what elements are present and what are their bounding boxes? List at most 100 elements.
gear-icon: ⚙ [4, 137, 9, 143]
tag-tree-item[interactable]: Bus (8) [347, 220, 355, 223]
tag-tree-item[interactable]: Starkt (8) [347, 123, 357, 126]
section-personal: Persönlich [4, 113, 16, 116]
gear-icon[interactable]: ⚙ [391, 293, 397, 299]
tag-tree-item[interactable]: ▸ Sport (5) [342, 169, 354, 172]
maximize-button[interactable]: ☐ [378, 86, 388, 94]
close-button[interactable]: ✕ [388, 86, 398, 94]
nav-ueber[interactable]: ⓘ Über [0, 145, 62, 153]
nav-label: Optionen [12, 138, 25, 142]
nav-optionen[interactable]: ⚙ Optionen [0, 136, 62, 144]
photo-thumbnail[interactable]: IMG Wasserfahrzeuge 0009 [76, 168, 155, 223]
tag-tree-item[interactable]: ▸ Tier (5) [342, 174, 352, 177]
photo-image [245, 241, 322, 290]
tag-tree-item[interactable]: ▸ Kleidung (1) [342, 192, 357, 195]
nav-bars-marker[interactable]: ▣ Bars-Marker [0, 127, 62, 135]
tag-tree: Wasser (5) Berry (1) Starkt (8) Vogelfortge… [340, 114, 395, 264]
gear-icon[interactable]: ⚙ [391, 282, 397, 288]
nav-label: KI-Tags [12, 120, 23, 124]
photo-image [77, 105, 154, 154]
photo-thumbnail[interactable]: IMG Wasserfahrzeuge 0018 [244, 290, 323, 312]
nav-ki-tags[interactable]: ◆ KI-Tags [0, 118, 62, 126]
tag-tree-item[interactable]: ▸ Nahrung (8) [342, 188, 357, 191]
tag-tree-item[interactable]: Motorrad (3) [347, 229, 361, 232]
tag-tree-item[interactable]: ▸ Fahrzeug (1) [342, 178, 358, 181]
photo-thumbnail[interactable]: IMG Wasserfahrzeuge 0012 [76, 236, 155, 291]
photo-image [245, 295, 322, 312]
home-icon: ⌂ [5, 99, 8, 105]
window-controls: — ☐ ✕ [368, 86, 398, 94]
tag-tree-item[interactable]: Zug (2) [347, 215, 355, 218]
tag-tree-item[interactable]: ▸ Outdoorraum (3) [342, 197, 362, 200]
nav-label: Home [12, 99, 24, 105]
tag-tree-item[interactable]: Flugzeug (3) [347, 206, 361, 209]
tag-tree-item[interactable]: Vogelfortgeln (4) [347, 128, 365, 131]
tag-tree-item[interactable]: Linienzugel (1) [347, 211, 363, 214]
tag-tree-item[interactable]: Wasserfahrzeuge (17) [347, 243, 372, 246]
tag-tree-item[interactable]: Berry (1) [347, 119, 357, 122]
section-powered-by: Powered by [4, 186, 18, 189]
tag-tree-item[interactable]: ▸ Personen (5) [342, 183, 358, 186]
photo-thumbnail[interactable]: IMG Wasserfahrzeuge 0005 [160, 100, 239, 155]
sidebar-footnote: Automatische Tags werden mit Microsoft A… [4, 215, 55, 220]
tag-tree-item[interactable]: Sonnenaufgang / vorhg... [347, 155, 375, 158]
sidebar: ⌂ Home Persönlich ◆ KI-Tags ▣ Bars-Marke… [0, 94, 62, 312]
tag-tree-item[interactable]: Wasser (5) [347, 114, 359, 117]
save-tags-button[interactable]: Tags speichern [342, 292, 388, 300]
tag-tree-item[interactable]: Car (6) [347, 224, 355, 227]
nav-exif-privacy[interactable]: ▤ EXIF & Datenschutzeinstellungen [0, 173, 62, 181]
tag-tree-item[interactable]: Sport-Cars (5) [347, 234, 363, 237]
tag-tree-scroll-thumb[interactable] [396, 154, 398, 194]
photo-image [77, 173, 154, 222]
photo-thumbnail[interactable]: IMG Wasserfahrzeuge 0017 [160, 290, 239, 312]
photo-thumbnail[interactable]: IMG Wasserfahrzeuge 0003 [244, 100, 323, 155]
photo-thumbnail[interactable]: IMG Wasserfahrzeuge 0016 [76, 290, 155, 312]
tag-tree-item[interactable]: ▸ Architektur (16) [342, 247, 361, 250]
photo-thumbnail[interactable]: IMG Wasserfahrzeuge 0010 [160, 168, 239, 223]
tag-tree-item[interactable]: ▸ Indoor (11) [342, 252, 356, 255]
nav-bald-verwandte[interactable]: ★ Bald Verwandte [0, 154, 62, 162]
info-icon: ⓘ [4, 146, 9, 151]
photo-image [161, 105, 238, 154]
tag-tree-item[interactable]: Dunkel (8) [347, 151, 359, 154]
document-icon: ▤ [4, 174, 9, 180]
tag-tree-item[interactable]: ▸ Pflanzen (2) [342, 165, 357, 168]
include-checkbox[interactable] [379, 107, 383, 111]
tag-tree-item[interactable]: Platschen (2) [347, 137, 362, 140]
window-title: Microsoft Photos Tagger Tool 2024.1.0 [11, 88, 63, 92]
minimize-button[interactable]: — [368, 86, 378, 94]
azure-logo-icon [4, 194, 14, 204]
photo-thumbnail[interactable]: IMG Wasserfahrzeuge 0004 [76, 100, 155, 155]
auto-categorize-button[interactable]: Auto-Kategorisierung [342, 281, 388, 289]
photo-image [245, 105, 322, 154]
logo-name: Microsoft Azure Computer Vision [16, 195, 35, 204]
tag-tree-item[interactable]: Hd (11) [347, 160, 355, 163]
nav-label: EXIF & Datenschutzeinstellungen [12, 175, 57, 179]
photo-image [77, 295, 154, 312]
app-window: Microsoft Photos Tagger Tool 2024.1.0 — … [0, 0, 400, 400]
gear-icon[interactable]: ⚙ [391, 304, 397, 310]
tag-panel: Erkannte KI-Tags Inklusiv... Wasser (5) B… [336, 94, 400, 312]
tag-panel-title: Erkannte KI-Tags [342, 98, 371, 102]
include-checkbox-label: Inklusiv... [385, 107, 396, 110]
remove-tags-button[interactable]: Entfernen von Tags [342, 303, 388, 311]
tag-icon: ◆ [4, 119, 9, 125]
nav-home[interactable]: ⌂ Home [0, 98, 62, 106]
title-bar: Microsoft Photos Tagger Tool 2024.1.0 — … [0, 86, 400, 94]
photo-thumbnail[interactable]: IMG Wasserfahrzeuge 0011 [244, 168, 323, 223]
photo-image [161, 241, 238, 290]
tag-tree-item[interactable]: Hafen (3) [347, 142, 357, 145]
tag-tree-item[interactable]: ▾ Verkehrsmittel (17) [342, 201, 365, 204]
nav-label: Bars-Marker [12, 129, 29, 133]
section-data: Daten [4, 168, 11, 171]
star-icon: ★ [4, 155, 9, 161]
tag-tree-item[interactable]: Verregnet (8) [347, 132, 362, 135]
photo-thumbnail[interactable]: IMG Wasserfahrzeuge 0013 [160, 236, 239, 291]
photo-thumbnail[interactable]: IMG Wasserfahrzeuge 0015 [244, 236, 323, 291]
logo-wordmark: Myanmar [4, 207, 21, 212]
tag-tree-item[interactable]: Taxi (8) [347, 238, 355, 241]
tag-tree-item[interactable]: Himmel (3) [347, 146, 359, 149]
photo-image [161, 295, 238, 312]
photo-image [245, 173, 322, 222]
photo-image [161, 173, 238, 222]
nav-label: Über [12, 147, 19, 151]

--- --- ---

▶ **DIRECTIONS**: Reproduce the data word for word, beginning with its first line and ending with the line that contains "gear-icon[interactable]: ⚙ [391, 293, 397, 299]".

▶ **EXPECTED OUTPUT**:
what elements are present and what are their bounding boxes? List at most 100 elements.
gear-icon: ⚙ [4, 137, 9, 143]
tag-tree-item[interactable]: Bus (8) [347, 220, 355, 223]
tag-tree-item[interactable]: Starkt (8) [347, 123, 357, 126]
section-personal: Persönlich [4, 113, 16, 116]
gear-icon[interactable]: ⚙ [391, 293, 397, 299]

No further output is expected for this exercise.